— begin —

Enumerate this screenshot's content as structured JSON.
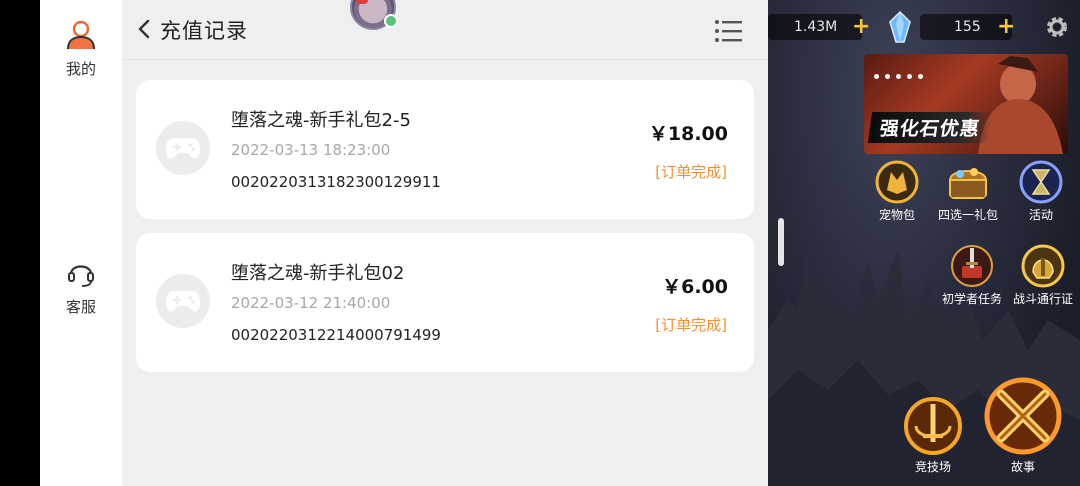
{
  "sidebar": {
    "mine_label": "我的",
    "service_label": "客服"
  },
  "header": {
    "title": "充值记录"
  },
  "records": [
    {
      "name": "堕落之魂-新手礼包2-5",
      "time": "2022-03-13 18:23:00",
      "order_no": "002022031318230012991​1",
      "price": "￥18.00",
      "status": "[订单完成]"
    },
    {
      "name": "堕落之魂-新手礼包02",
      "time": "2022-03-12 21:40:00",
      "order_no": "002022031221400079149​9",
      "price": "￥6.00",
      "status": "[订单完成]"
    }
  ],
  "game": {
    "resource_gold": "1.43M",
    "resource_gem": "155",
    "promo_title": "强化石优惠",
    "icons": {
      "pet": "宠物包",
      "choose_gift": "四选一礼包",
      "event": "活动",
      "newbie": "初学者任务",
      "pass": "战斗通行证",
      "arena": "竞技场",
      "story": "故事"
    }
  },
  "colors": {
    "accent_status": "#f0912e",
    "sidebar_icon": "#f0642f"
  }
}
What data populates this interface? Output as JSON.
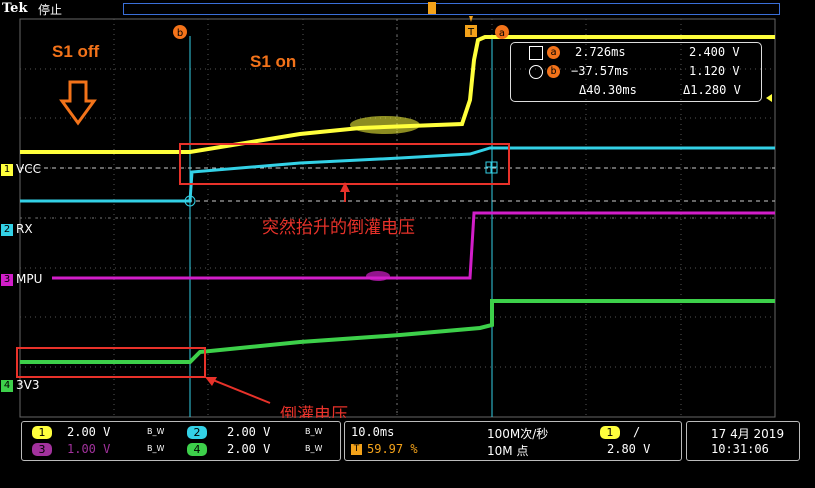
{
  "header": {
    "brand": "Tek",
    "state": "停止"
  },
  "channels": [
    {
      "id": "1",
      "label": "VCC",
      "color": "#ffff3c"
    },
    {
      "id": "2",
      "label": "RX",
      "color": "#33d1e6"
    },
    {
      "id": "3",
      "label": "MPU",
      "color": "#d21ec9"
    },
    {
      "id": "4",
      "label": "3V3",
      "color": "#3dd04a"
    }
  ],
  "cursors": {
    "a": {
      "marker": "a",
      "time": "2.726ms",
      "volt": "2.400 V"
    },
    "b": {
      "marker": "b",
      "time": "−37.57ms",
      "volt": "1.120 V"
    },
    "delta": {
      "time": "Δ40.30ms",
      "volt": "Δ1.280 V"
    }
  },
  "annotations": {
    "s1_off": "S1 off",
    "s1_on": "S1 on",
    "sudden_rise": "突然抬升的倒灌电压",
    "backflow": "倒灌电压"
  },
  "bottom": {
    "ch1": {
      "num": "1",
      "scale": "2.00 V",
      "bw": "B_W"
    },
    "ch2": {
      "num": "2",
      "scale": "2.00 V",
      "bw": "B_W"
    },
    "ch3": {
      "num": "3",
      "scale": "1.00 V",
      "bw": "B_W"
    },
    "ch4": {
      "num": "4",
      "scale": "2.00 V",
      "bw": "B_W"
    },
    "timebase": "10.0ms",
    "trigpos": "59.97 %",
    "samplerate": "100M次/秒",
    "points": "10M 点",
    "trig_ch": "1",
    "trig_slope": "/",
    "trig_level": "2.80 V",
    "date": "17 4月 2019",
    "time": "10:31:06"
  }
}
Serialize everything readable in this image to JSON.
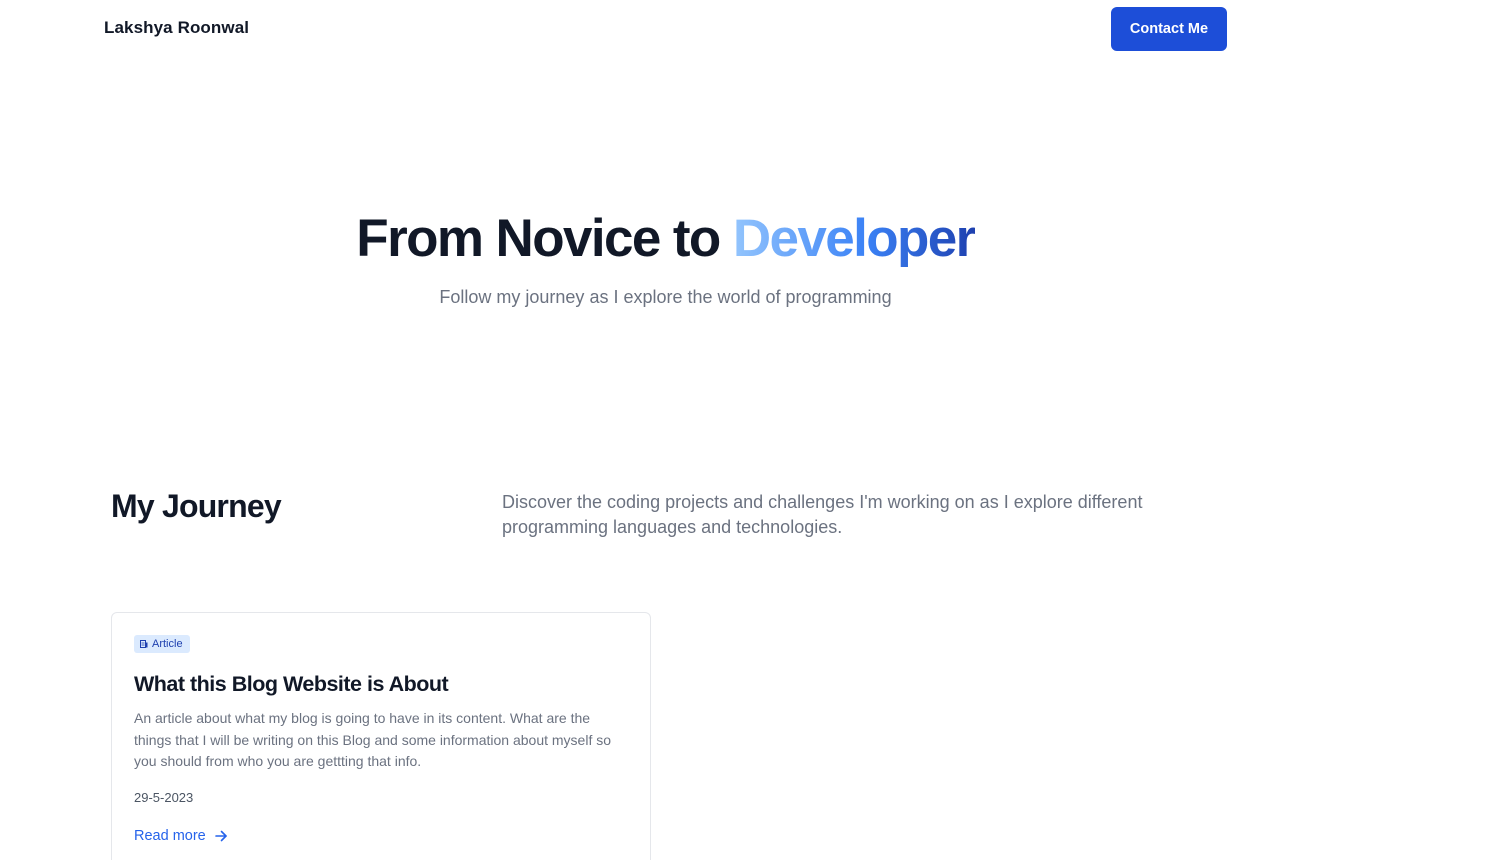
{
  "header": {
    "brand": "Lakshya Roonwal",
    "contact_label": "Contact Me"
  },
  "hero": {
    "title_prefix": "From Novice to ",
    "title_accent": "Developer",
    "subtitle": "Follow my journey as I explore the world of programming"
  },
  "journey": {
    "title": "My Journey",
    "description": "Discover the coding projects and challenges I'm working on as I explore different programming languages and technologies."
  },
  "posts": [
    {
      "badge": "Article",
      "badge_icon": "document-icon",
      "title": "What this Blog Website is About",
      "excerpt": "An article about what my blog is going to have in its content. What are the things that I will be writing on this Blog and some information about myself so you should from who you are gettting that info.",
      "date": "29-5-2023",
      "read_more": "Read more",
      "read_more_icon": "arrow-right-icon"
    }
  ],
  "colors": {
    "primary": "#1d4ed8",
    "link": "#2563eb",
    "badge_bg": "#dbeafe",
    "heading": "#111827",
    "muted": "#6b7280",
    "accent_gradient_start": "#93c5fd",
    "accent_gradient_end": "#1e40af"
  }
}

— end —

- **TO BE DONE**
Every record above should come back exactly, but without its pictures.

- **PROBLEM SOLUTION**
Enumerate this screenshot's content as structured JSON.
{
  "sidebar": {
    "mine_label": "我的",
    "service_label": "客服"
  },
  "header": {
    "title": "充值记录"
  },
  "records": [
    {
      "name": "堕落之魂-新手礼包2-5",
      "time": "2022-03-13 18:23:00",
      "order_no": "002022031318230012991​1",
      "price": "￥18.00",
      "status": "[订单完成]"
    },
    {
      "name": "堕落之魂-新手礼包02",
      "time": "2022-03-12 21:40:00",
      "order_no": "002022031221400079149​9",
      "price": "￥6.00",
      "status": "[订单完成]"
    }
  ],
  "game": {
    "resource_gold": "1.43M",
    "resource_gem": "155",
    "promo_title": "强化石优惠",
    "icons": {
      "pet": "宠物包",
      "choose_gift": "四选一礼包",
      "event": "活动",
      "newbie": "初学者任务",
      "pass": "战斗通行证",
      "arena": "竞技场",
      "story": "故事"
    }
  },
  "colors": {
    "accent_status": "#f0912e",
    "sidebar_icon": "#f0642f"
  }
}
What data populates this interface? Output as JSON.
{
  "header": {
    "brand": "Tek",
    "state": "停止"
  },
  "channels": [
    {
      "id": "1",
      "label": "VCC",
      "color": "#ffff3c"
    },
    {
      "id": "2",
      "label": "RX",
      "color": "#33d1e6"
    },
    {
      "id": "3",
      "label": "MPU",
      "color": "#d21ec9"
    },
    {
      "id": "4",
      "label": "3V3",
      "color": "#3dd04a"
    }
  ],
  "cursors": {
    "a": {
      "marker": "a",
      "time": "2.726ms",
      "volt": "2.400 V"
    },
    "b": {
      "marker": "b",
      "time": "−37.57ms",
      "volt": "1.120 V"
    },
    "delta": {
      "time": "Δ40.30ms",
      "volt": "Δ1.280 V"
    }
  },
  "annotations": {
    "s1_off": "S1 off",
    "s1_on": "S1 on",
    "sudden_rise": "突然抬升的倒灌电压",
    "backflow": "倒灌电压"
  },
  "bottom": {
    "ch1": {
      "num": "1",
      "scale": "2.00 V",
      "bw": "B_W"
    },
    "ch2": {
      "num": "2",
      "scale": "2.00 V",
      "bw": "B_W"
    },
    "ch3": {
      "num": "3",
      "scale": "1.00 V",
      "bw": "B_W"
    },
    "ch4": {
      "num": "4",
      "scale": "2.00 V",
      "bw": "B_W"
    },
    "timebase": "10.0ms",
    "trigpos": "59.97 %",
    "samplerate": "100M次/秒",
    "points": "10M 点",
    "trig_ch": "1",
    "trig_slope": "/",
    "trig_level": "2.80 V",
    "date": "17 4月 2019",
    "time": "10:31:06"
  }
}
Serialize everything readable in this image to JSON.
{
  "header": {
    "brand": "Lakshya Roonwal",
    "contact_label": "Contact Me"
  },
  "hero": {
    "title_prefix": "From Novice to ",
    "title_accent": "Developer",
    "subtitle": "Follow my journey as I explore the world of programming"
  },
  "journey": {
    "title": "My Journey",
    "description": "Discover the coding projects and challenges I'm working on as I explore different programming languages and technologies."
  },
  "posts": [
    {
      "badge": "Article",
      "badge_icon": "document-icon",
      "title": "What this Blog Website is About",
      "excerpt": "An article about what my blog is going to have in its content. What are the things that I will be writing on this Blog and some information about myself so you should from who you are gettting that info.",
      "date": "29-5-2023",
      "read_more": "Read more",
      "read_more_icon": "arrow-right-icon"
    }
  ],
  "colors": {
    "primary": "#1d4ed8",
    "link": "#2563eb",
    "badge_bg": "#dbeafe",
    "heading": "#111827",
    "muted": "#6b7280",
    "accent_gradient_start": "#93c5fd",
    "accent_gradient_end": "#1e40af"
  }
}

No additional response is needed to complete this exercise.